### AVAILABLE DATA ###

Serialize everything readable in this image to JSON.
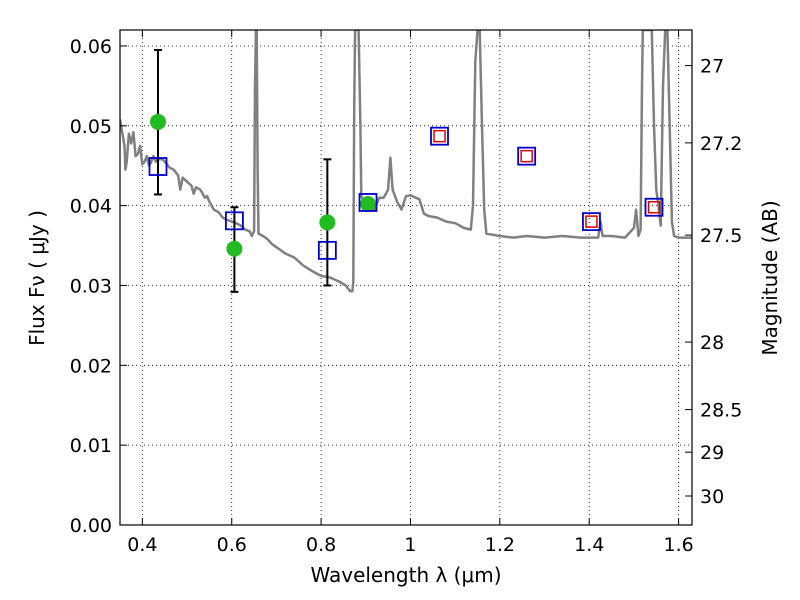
{
  "chart_data": {
    "type": "scatter",
    "title": "",
    "xlabel": "Wavelength  λ (μm)",
    "ylabel": "Flux  Fν  ( μJy )",
    "ylabel_right": "Magnitude (AB)",
    "xlim": [
      0.35,
      1.63
    ],
    "ylim": [
      0.0,
      0.062
    ],
    "grid": true,
    "x_ticks": [
      0.4,
      0.6,
      0.8,
      1.0,
      1.2,
      1.4,
      1.6
    ],
    "x_tick_labels": [
      "0.4",
      "0.6",
      "0.8",
      "1",
      "1.2",
      "1.4",
      "1.6"
    ],
    "y_ticks": [
      0.0,
      0.01,
      0.02,
      0.03,
      0.04,
      0.05,
      0.06
    ],
    "y_tick_labels": [
      "0.00",
      "0.01",
      "0.02",
      "0.03",
      "0.04",
      "0.05",
      "0.06"
    ],
    "right_ticks": [
      {
        "mag": 27.0,
        "label": "27"
      },
      {
        "mag": 27.2,
        "label": "27.2"
      },
      {
        "mag": 27.5,
        "label": "27.5"
      },
      {
        "mag": 28.0,
        "label": "28"
      },
      {
        "mag": 28.5,
        "label": "28.5"
      },
      {
        "mag": 29.0,
        "label": "29"
      },
      {
        "mag": 30.0,
        "label": "30"
      }
    ],
    "colors": {
      "model": "#808080",
      "observed": "#22bb22",
      "model_band": "#0000cc",
      "model_band_inner": "#dd0000",
      "errorbar": "#000000"
    },
    "series": [
      {
        "kind": "line",
        "points": [
          [
            0.35,
            0.0508
          ],
          [
            0.355,
            0.0492
          ],
          [
            0.36,
            0.0475
          ],
          [
            0.362,
            0.0445
          ],
          [
            0.365,
            0.0455
          ],
          [
            0.37,
            0.049
          ],
          [
            0.375,
            0.0478
          ],
          [
            0.38,
            0.0492
          ],
          [
            0.385,
            0.0462
          ],
          [
            0.39,
            0.0465
          ],
          [
            0.395,
            0.0475
          ],
          [
            0.4,
            0.0452
          ],
          [
            0.405,
            0.0455
          ],
          [
            0.41,
            0.0462
          ],
          [
            0.415,
            0.045
          ],
          [
            0.42,
            0.0455
          ],
          [
            0.425,
            0.0462
          ],
          [
            0.43,
            0.0455
          ],
          [
            0.435,
            0.0458
          ],
          [
            0.44,
            0.0458
          ],
          [
            0.445,
            0.0458
          ],
          [
            0.45,
            0.0455
          ],
          [
            0.455,
            0.0452
          ],
          [
            0.46,
            0.0448
          ],
          [
            0.47,
            0.0445
          ],
          [
            0.48,
            0.0438
          ],
          [
            0.485,
            0.042
          ],
          [
            0.49,
            0.0435
          ],
          [
            0.5,
            0.043
          ],
          [
            0.51,
            0.0425
          ],
          [
            0.515,
            0.0415
          ],
          [
            0.52,
            0.0423
          ],
          [
            0.53,
            0.042
          ],
          [
            0.54,
            0.041
          ],
          [
            0.545,
            0.0412
          ],
          [
            0.55,
            0.0405
          ],
          [
            0.56,
            0.0395
          ],
          [
            0.57,
            0.0392
          ],
          [
            0.58,
            0.0385
          ],
          [
            0.59,
            0.0382
          ],
          [
            0.6,
            0.038
          ],
          [
            0.61,
            0.0378
          ],
          [
            0.62,
            0.0375
          ],
          [
            0.63,
            0.037
          ],
          [
            0.64,
            0.0368
          ],
          [
            0.645,
            0.0362
          ],
          [
            0.65,
            0.0368
          ],
          [
            0.652,
            0.055
          ],
          [
            0.654,
            0.062
          ],
          [
            0.656,
            0.062
          ],
          [
            0.658,
            0.045
          ],
          [
            0.66,
            0.0365
          ],
          [
            0.67,
            0.0362
          ],
          [
            0.68,
            0.0358
          ],
          [
            0.69,
            0.0352
          ],
          [
            0.7,
            0.0348
          ],
          [
            0.72,
            0.034
          ],
          [
            0.74,
            0.0335
          ],
          [
            0.76,
            0.0325
          ],
          [
            0.78,
            0.0318
          ],
          [
            0.8,
            0.0312
          ],
          [
            0.82,
            0.031
          ],
          [
            0.84,
            0.0305
          ],
          [
            0.855,
            0.03
          ],
          [
            0.865,
            0.0293
          ],
          [
            0.87,
            0.0293
          ],
          [
            0.872,
            0.0305
          ],
          [
            0.874,
            0.052
          ],
          [
            0.876,
            0.062
          ],
          [
            0.88,
            0.062
          ],
          [
            0.884,
            0.062
          ],
          [
            0.888,
            0.05
          ],
          [
            0.89,
            0.0412
          ],
          [
            0.9,
            0.04
          ],
          [
            0.91,
            0.0395
          ],
          [
            0.92,
            0.0395
          ],
          [
            0.93,
            0.041
          ],
          [
            0.94,
            0.041
          ],
          [
            0.95,
            0.042
          ],
          [
            0.955,
            0.046
          ],
          [
            0.96,
            0.042
          ],
          [
            0.97,
            0.0405
          ],
          [
            0.98,
            0.0395
          ],
          [
            0.99,
            0.0412
          ],
          [
            1.0,
            0.0413
          ],
          [
            1.02,
            0.0408
          ],
          [
            1.03,
            0.039
          ],
          [
            1.04,
            0.0387
          ],
          [
            1.06,
            0.0385
          ],
          [
            1.08,
            0.038
          ],
          [
            1.1,
            0.0378
          ],
          [
            1.12,
            0.0372
          ],
          [
            1.135,
            0.037
          ],
          [
            1.14,
            0.04
          ],
          [
            1.145,
            0.058
          ],
          [
            1.15,
            0.062
          ],
          [
            1.155,
            0.062
          ],
          [
            1.16,
            0.05
          ],
          [
            1.165,
            0.0395
          ],
          [
            1.17,
            0.0365
          ],
          [
            1.2,
            0.0362
          ],
          [
            1.23,
            0.036
          ],
          [
            1.26,
            0.0362
          ],
          [
            1.3,
            0.036
          ],
          [
            1.34,
            0.0362
          ],
          [
            1.38,
            0.036
          ],
          [
            1.4,
            0.036
          ],
          [
            1.42,
            0.036
          ],
          [
            1.425,
            0.038
          ],
          [
            1.43,
            0.0362
          ],
          [
            1.45,
            0.0362
          ],
          [
            1.48,
            0.036
          ],
          [
            1.5,
            0.0372
          ],
          [
            1.505,
            0.0395
          ],
          [
            1.51,
            0.0362
          ],
          [
            1.515,
            0.037
          ],
          [
            1.518,
            0.055
          ],
          [
            1.52,
            0.062
          ],
          [
            1.525,
            0.062
          ],
          [
            1.535,
            0.062
          ],
          [
            1.54,
            0.062
          ],
          [
            1.545,
            0.05
          ],
          [
            1.55,
            0.042
          ],
          [
            1.555,
            0.04
          ],
          [
            1.56,
            0.0375
          ],
          [
            1.565,
            0.055
          ],
          [
            1.57,
            0.062
          ],
          [
            1.575,
            0.062
          ],
          [
            1.58,
            0.05
          ],
          [
            1.585,
            0.038
          ],
          [
            1.59,
            0.0362
          ],
          [
            1.6,
            0.036
          ],
          [
            1.62,
            0.036
          ],
          [
            1.63,
            0.036
          ]
        ]
      },
      {
        "kind": "observed",
        "points": [
          {
            "x": 0.435,
            "y": 0.0505,
            "err_low": 0.0414,
            "err_high": 0.0595
          },
          {
            "x": 0.606,
            "y": 0.0346,
            "err_low": 0.0292,
            "err_high": 0.0398
          },
          {
            "x": 0.814,
            "y": 0.0379,
            "err_low": 0.03,
            "err_high": 0.0458
          },
          {
            "x": 0.905,
            "y": 0.0402
          }
        ]
      },
      {
        "kind": "model_band",
        "points": [
          {
            "x": 0.435,
            "y": 0.0449,
            "inner": false
          },
          {
            "x": 0.606,
            "y": 0.0381,
            "inner": false
          },
          {
            "x": 0.814,
            "y": 0.0344,
            "inner": false
          },
          {
            "x": 0.905,
            "y": 0.0404,
            "inner": false
          },
          {
            "x": 1.065,
            "y": 0.0487,
            "inner": true
          },
          {
            "x": 1.26,
            "y": 0.0462,
            "inner": true
          },
          {
            "x": 1.405,
            "y": 0.038,
            "inner": true
          },
          {
            "x": 1.545,
            "y": 0.0398,
            "inner": true
          }
        ]
      }
    ]
  }
}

###

**THE EXERCISE**
Only the number is wanted: how many lines in the entries above contain the string "kind"?

**REPLY**
3